Problem requirements
Read the data and repeat it in full, exactly.

Stored data:
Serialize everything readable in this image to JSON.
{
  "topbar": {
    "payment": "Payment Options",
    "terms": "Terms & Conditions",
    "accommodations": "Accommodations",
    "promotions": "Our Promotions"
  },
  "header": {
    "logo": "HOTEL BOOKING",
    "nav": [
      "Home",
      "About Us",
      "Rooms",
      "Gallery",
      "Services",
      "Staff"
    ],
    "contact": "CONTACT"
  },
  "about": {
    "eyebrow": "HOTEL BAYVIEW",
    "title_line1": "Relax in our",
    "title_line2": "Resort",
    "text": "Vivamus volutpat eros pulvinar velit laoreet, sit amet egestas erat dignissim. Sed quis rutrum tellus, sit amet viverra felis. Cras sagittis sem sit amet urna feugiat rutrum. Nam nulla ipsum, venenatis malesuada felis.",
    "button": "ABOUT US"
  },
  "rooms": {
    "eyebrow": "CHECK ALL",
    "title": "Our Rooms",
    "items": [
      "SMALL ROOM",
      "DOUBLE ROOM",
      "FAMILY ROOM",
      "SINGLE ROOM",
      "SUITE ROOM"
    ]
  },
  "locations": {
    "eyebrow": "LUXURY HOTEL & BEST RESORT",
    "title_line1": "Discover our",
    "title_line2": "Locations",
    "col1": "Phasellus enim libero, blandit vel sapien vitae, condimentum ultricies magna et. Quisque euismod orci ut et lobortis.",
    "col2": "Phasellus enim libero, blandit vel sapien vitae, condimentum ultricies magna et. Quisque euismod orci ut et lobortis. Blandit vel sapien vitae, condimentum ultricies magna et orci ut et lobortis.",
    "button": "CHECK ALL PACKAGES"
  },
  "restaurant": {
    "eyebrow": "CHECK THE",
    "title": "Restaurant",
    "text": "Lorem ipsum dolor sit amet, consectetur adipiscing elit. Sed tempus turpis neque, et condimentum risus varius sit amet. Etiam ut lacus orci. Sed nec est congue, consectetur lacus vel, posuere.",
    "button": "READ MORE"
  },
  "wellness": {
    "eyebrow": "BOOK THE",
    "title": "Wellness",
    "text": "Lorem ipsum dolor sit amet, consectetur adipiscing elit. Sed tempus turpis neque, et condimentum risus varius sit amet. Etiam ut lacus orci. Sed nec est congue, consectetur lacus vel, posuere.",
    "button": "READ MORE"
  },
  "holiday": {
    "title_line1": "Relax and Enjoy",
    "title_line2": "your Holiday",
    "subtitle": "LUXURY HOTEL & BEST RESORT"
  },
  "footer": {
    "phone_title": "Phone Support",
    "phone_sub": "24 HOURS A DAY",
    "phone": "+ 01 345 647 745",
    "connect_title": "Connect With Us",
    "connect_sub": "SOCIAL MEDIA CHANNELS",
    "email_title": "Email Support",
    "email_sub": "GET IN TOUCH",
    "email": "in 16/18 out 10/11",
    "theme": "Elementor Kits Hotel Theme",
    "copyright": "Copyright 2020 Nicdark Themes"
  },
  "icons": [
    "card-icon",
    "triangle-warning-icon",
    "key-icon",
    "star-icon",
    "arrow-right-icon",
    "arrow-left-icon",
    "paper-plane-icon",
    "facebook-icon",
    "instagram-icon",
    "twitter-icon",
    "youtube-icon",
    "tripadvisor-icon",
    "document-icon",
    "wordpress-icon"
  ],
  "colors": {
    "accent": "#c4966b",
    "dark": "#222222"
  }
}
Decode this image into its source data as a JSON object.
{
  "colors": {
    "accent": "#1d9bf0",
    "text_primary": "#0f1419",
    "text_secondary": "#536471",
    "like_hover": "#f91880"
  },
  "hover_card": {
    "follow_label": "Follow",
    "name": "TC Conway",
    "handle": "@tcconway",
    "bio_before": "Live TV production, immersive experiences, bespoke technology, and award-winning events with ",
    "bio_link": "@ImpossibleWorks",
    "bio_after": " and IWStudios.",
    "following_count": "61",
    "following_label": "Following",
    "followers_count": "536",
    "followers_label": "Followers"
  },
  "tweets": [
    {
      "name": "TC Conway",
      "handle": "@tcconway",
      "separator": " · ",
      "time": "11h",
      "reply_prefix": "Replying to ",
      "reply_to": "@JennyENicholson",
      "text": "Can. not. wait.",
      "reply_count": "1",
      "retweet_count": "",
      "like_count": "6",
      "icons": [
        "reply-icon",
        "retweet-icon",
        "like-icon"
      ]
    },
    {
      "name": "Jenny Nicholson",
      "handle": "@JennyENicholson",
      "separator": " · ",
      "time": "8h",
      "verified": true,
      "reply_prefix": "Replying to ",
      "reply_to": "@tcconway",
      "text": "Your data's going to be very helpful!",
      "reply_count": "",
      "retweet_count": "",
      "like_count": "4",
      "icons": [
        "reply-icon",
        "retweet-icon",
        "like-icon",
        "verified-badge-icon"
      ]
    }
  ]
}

Result of the exercise
Serialize everything readable in this image to JSON.
{
  "topbar": {
    "payment": "Payment Options",
    "terms": "Terms & Conditions",
    "accommodations": "Accommodations",
    "promotions": "Our Promotions"
  },
  "header": {
    "logo": "HOTEL BOOKING",
    "nav": [
      "Home",
      "About Us",
      "Rooms",
      "Gallery",
      "Services",
      "Staff"
    ],
    "contact": "CONTACT"
  },
  "about": {
    "eyebrow": "HOTEL BAYVIEW",
    "title_line1": "Relax in our",
    "title_line2": "Resort",
    "text": "Vivamus volutpat eros pulvinar velit laoreet, sit amet egestas erat dignissim. Sed quis rutrum tellus, sit amet viverra felis. Cras sagittis sem sit amet urna feugiat rutrum. Nam nulla ipsum, venenatis malesuada felis.",
    "button": "ABOUT US"
  },
  "rooms": {
    "eyebrow": "CHECK ALL",
    "title": "Our Rooms",
    "items": [
      "SMALL ROOM",
      "DOUBLE ROOM",
      "FAMILY ROOM",
      "SINGLE ROOM",
      "SUITE ROOM"
    ]
  },
  "locations": {
    "eyebrow": "LUXURY HOTEL & BEST RESORT",
    "title_line1": "Discover our",
    "title_line2": "Locations",
    "col1": "Phasellus enim libero, blandit vel sapien vitae, condimentum ultricies magna et. Quisque euismod orci ut et lobortis.",
    "col2": "Phasellus enim libero, blandit vel sapien vitae, condimentum ultricies magna et. Quisque euismod orci ut et lobortis. Blandit vel sapien vitae, condimentum ultricies magna et orci ut et lobortis.",
    "button": "CHECK ALL PACKAGES"
  },
  "restaurant": {
    "eyebrow": "CHECK THE",
    "title": "Restaurant",
    "text": "Lorem ipsum dolor sit amet, consectetur adipiscing elit. Sed tempus turpis neque, et condimentum risus varius sit amet. Etiam ut lacus orci. Sed nec est congue, consectetur lacus vel, posuere.",
    "button": "READ MORE"
  },
  "wellness": {
    "eyebrow": "BOOK THE",
    "title": "Wellness",
    "text": "Lorem ipsum dolor sit amet, consectetur adipiscing elit. Sed tempus turpis neque, et condimentum risus varius sit amet. Etiam ut lacus orci. Sed nec est congue, consectetur lacus vel, posuere.",
    "button": "READ MORE"
  },
  "holiday": {
    "title_line1": "Relax and Enjoy",
    "title_line2": "your Holiday",
    "subtitle": "LUXURY HOTEL & BEST RESORT"
  },
  "footer": {
    "phone_title": "Phone Support",
    "phone_sub": "24 HOURS A DAY",
    "phone": "+ 01 345 647 745",
    "connect_title": "Connect With Us",
    "connect_sub": "SOCIAL MEDIA CHANNELS",
    "email_title": "Email Support",
    "email_sub": "GET IN TOUCH",
    "email": "in 16/18 out 10/11",
    "theme": "Elementor Kits Hotel Theme",
    "copyright": "Copyright 2020 Nicdark Themes"
  },
  "icons": [
    "card-icon",
    "triangle-warning-icon",
    "key-icon",
    "star-icon",
    "arrow-right-icon",
    "arrow-left-icon",
    "paper-plane-icon",
    "facebook-icon",
    "instagram-icon",
    "twitter-icon",
    "youtube-icon",
    "tripadvisor-icon",
    "document-icon",
    "wordpress-icon"
  ],
  "colors": {
    "accent": "#c4966b",
    "dark": "#222222"
  }
}
Decode this image into its source data as a JSON object.
{
  "colors": {
    "accent": "#1d9bf0",
    "text_primary": "#0f1419",
    "text_secondary": "#536471",
    "like_hover": "#f91880"
  },
  "hover_card": {
    "follow_label": "Follow",
    "name": "TC Conway",
    "handle": "@tcconway",
    "bio_before": "Live TV production, immersive experiences, bespoke technology, and award-winning events with ",
    "bio_link": "@ImpossibleWorks",
    "bio_after": " and IWStudios.",
    "following_count": "61",
    "following_label": "Following",
    "followers_count": "536",
    "followers_label": "Followers"
  },
  "tweets": [
    {
      "name": "TC Conway",
      "handle": "@tcconway",
      "separator": " · ",
      "time": "11h",
      "reply_prefix": "Replying to ",
      "reply_to": "@JennyENicholson",
      "text": "Can. not. wait.",
      "reply_count": "1",
      "retweet_count": "",
      "like_count": "6",
      "icons": [
        "reply-icon",
        "retweet-icon",
        "like-icon"
      ]
    },
    {
      "name": "Jenny Nicholson",
      "handle": "@JennyENicholson",
      "separator": " · ",
      "time": "8h",
      "verified": true,
      "reply_prefix": "Replying to ",
      "reply_to": "@tcconway",
      "text": "Your data's going to be very helpful!",
      "reply_count": "",
      "retweet_count": "",
      "like_count": "4",
      "icons": [
        "reply-icon",
        "retweet-icon",
        "like-icon",
        "verified-badge-icon"
      ]
    }
  ]
}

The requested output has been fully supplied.